Reading text:
Course requisites: POL-226 or any 100-level Pollitics course

POL-329: Issues in Global Migration (4.00)

Provides a theoretical framework and empirical information needed to examine critically the structures conditioning migration and people's lived experiences of migration. Includes analysis of labor migration and development, borders and national identities, forced migration, and gender and migration.

Course requisites: POL-201 or 326; plus one 300-level POL course

POL-333: Women and the Politics of Social Change In Muslim Contexts (4.00)

The course examines the increasingly visible role played by women in political, religious, and social movements in Muslim contexts, focusing on diverse forms of activism and organization. We will analyze social movement theory and debates about the (in)compatibility between rights/gender equality and Islam as well as specific issues such as family rights, violence against women, religious expression, and women's political representation. Cross-listed with WS-333.

POL-337: The Politics of the European Union (4.00)

This course charts the evolution of the European Union and examines some of the core issues facing the EU today: EU enlargement, the creation of a Common Foreign and Security Policy, EU immigration and asylum policy, and the EU-US relationship now and in the future. In addition, the course gives students a comprehensive understanding of the theories of EU integration, as well as of the major EU institutions and their roles in creating and shaping contemporary European politics.

Course requisites: One 100-level couse

POL-352: Global Feminisms (4.00)

This interdisciplinary course explores global/transnational feminist issues as individual and collective practices and as organized movements. Cross-listed with WS-352.

Course requisites: WS-100, WS/POL/REL-125 or WS/POL-222 (or permission)

POL-365: Dissent & Protest in Muslim Contexts In Muslim Contexts (4.00)

People all across the Muslim world are challenging authorities and seeking social and political change. This course examines contentious politics, in the form of protest, dissent, and social movements that arise in Muslim contexts. While the first part of the course introduces students to key concepts of social movement theory and contentious politics as developed by political sociologists and comparativists, the latter weeks of the course will analyze case studies mostly from the region commonly known as the Middle East and North Africa (MENA.) Together we will examine the factors that lead to contentious politics with an emphasis on structural constraints and opportunities for social and political activism in authoritarian and semi-democratic contexts. We will analyze why some forms of contentious politics lead to social movement development, as in feminist, environmentalist, and religious political movements in many Muslim contexts, while others such as some of the recent pro-democratic uprisings fail in delivering lasting political and electoral change. We will also explore the relation between Islamic activism and social movements, by looking at some the different ways groups have used Islam to mobilize support and as a blueprint for social and political transformation, and examine some of the reasons why some movements use violence. Cross-listed with WS-365.

Instruction 1:
Print the rows from their first line through the line containing "milk-flow-bar <box>753 339 774 437</box>", including both ends and reproducing each line unaltered.

Recorded information:

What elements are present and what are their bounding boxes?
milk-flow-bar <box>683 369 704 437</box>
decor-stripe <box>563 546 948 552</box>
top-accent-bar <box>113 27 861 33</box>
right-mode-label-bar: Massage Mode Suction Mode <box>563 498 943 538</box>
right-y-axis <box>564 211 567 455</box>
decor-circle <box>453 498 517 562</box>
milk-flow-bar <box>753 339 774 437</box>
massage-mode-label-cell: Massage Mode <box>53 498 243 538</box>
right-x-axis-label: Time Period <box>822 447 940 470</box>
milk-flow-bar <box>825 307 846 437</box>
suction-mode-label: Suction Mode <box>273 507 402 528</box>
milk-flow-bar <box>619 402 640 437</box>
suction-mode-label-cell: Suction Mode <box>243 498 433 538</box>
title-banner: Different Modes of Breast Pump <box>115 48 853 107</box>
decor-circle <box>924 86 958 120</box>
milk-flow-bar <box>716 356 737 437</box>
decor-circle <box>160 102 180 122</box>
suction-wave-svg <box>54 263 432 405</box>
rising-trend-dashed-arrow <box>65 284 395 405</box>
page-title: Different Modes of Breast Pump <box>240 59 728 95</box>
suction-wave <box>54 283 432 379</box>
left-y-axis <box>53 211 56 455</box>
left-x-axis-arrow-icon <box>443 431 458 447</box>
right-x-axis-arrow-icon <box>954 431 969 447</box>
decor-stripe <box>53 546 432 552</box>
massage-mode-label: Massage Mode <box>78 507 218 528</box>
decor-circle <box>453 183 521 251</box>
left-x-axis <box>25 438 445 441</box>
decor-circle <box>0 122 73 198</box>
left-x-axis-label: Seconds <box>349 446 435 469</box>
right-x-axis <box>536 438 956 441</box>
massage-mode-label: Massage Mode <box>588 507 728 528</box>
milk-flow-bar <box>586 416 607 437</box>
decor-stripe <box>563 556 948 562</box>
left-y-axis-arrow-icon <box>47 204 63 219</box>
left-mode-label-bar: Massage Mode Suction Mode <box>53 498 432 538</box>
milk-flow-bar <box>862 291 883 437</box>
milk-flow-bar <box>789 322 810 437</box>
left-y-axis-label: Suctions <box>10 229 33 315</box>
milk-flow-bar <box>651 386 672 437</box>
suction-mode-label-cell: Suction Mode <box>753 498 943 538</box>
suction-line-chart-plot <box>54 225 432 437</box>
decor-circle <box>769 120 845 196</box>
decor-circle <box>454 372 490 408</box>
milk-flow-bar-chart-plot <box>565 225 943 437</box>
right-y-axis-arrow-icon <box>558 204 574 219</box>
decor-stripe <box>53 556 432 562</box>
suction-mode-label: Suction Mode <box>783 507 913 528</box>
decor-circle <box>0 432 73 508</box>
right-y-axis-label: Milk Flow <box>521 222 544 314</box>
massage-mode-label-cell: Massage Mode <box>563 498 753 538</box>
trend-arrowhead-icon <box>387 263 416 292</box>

Instruction 2:
Rewrite the part of the course descriptions that opens with the words containing "This course charts" and closes with "contemporary European politics.", changing "comprehensive" to "thorough".

Complete answer 1:
What elements are present and what are their bounding boxes?
milk-flow-bar <box>683 369 704 437</box>
decor-stripe <box>563 546 948 552</box>
top-accent-bar <box>113 27 861 33</box>
right-mode-label-bar: Massage Mode Suction Mode <box>563 498 943 538</box>
right-y-axis <box>564 211 567 455</box>
decor-circle <box>453 498 517 562</box>
milk-flow-bar <box>753 339 774 437</box>

Complete answer 2:
This course charts the evolution of the European Union and examines some of the core issues facing the EU today: EU enlargement, the creation of a Common Foreign and Security Policy, EU immigration and asylum policy, and the EU-US relationship now and in the future. In addition, the course gives students a thorough understanding of the theories of EU integration, as well as of the major EU institutions and their roles in creating and shaping contemporary European politics.